Stored items:
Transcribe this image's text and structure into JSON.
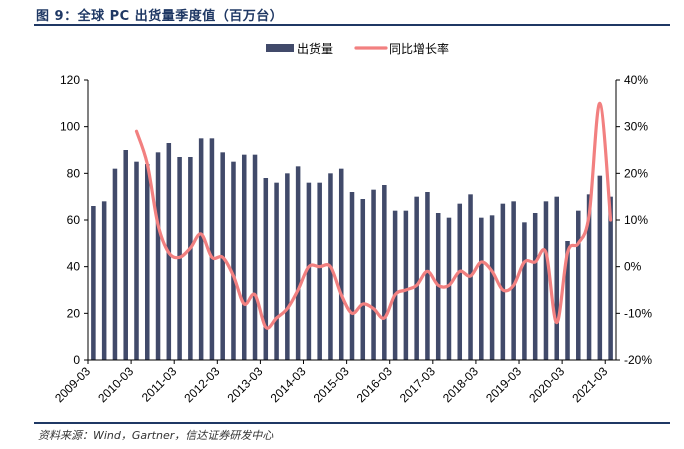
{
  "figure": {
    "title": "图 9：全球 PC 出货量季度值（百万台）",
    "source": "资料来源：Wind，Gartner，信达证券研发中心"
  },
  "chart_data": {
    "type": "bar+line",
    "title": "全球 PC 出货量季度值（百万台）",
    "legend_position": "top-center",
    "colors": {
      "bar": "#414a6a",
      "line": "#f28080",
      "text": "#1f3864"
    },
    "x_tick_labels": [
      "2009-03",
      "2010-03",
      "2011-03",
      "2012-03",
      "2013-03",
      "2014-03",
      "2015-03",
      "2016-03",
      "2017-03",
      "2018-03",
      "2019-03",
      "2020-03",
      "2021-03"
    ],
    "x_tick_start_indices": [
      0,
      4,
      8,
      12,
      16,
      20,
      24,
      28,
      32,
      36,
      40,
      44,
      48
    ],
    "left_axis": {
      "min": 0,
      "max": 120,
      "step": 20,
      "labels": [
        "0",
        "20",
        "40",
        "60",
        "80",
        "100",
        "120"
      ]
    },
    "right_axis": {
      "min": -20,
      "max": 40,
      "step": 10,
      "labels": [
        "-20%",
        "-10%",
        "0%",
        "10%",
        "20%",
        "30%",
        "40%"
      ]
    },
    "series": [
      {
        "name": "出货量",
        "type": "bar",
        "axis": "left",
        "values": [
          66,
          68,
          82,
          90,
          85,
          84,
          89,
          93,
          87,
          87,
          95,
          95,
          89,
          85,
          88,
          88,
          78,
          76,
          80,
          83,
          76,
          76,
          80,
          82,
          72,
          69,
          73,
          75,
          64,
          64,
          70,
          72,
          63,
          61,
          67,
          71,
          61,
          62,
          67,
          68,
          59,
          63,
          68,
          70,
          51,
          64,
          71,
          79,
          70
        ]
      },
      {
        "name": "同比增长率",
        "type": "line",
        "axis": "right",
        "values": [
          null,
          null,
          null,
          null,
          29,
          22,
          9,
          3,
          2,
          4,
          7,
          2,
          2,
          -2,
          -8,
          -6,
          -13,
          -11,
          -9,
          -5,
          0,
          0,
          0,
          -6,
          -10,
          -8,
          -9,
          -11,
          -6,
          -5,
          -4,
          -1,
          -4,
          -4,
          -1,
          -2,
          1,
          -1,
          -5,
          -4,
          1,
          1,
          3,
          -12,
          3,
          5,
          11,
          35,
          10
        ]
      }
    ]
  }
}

Work to be completed: Omit all pictures while transcribing the entries verbatim.

Complete output:
Transcribe this image's text and structure into JSON.
{
  "figure": {
    "title": "图 9：全球 PC 出货量季度值（百万台）",
    "source": "资料来源：Wind，Gartner，信达证券研发中心"
  },
  "chart_data": {
    "type": "bar+line",
    "title": "全球 PC 出货量季度值（百万台）",
    "legend_position": "top-center",
    "colors": {
      "bar": "#414a6a",
      "line": "#f28080",
      "text": "#1f3864"
    },
    "x_tick_labels": [
      "2009-03",
      "2010-03",
      "2011-03",
      "2012-03",
      "2013-03",
      "2014-03",
      "2015-03",
      "2016-03",
      "2017-03",
      "2018-03",
      "2019-03",
      "2020-03",
      "2021-03"
    ],
    "x_tick_start_indices": [
      0,
      4,
      8,
      12,
      16,
      20,
      24,
      28,
      32,
      36,
      40,
      44,
      48
    ],
    "left_axis": {
      "min": 0,
      "max": 120,
      "step": 20,
      "labels": [
        "0",
        "20",
        "40",
        "60",
        "80",
        "100",
        "120"
      ]
    },
    "right_axis": {
      "min": -20,
      "max": 40,
      "step": 10,
      "labels": [
        "-20%",
        "-10%",
        "0%",
        "10%",
        "20%",
        "30%",
        "40%"
      ]
    },
    "series": [
      {
        "name": "出货量",
        "type": "bar",
        "axis": "left",
        "values": [
          66,
          68,
          82,
          90,
          85,
          84,
          89,
          93,
          87,
          87,
          95,
          95,
          89,
          85,
          88,
          88,
          78,
          76,
          80,
          83,
          76,
          76,
          80,
          82,
          72,
          69,
          73,
          75,
          64,
          64,
          70,
          72,
          63,
          61,
          67,
          71,
          61,
          62,
          67,
          68,
          59,
          63,
          68,
          70,
          51,
          64,
          71,
          79,
          70
        ]
      },
      {
        "name": "同比增长率",
        "type": "line",
        "axis": "right",
        "values": [
          null,
          null,
          null,
          null,
          29,
          22,
          9,
          3,
          2,
          4,
          7,
          2,
          2,
          -2,
          -8,
          -6,
          -13,
          -11,
          -9,
          -5,
          0,
          0,
          0,
          -6,
          -10,
          -8,
          -9,
          -11,
          -6,
          -5,
          -4,
          -1,
          -4,
          -4,
          -1,
          -2,
          1,
          -1,
          -5,
          -4,
          1,
          1,
          3,
          -12,
          3,
          5,
          11,
          35,
          10
        ]
      }
    ]
  }
}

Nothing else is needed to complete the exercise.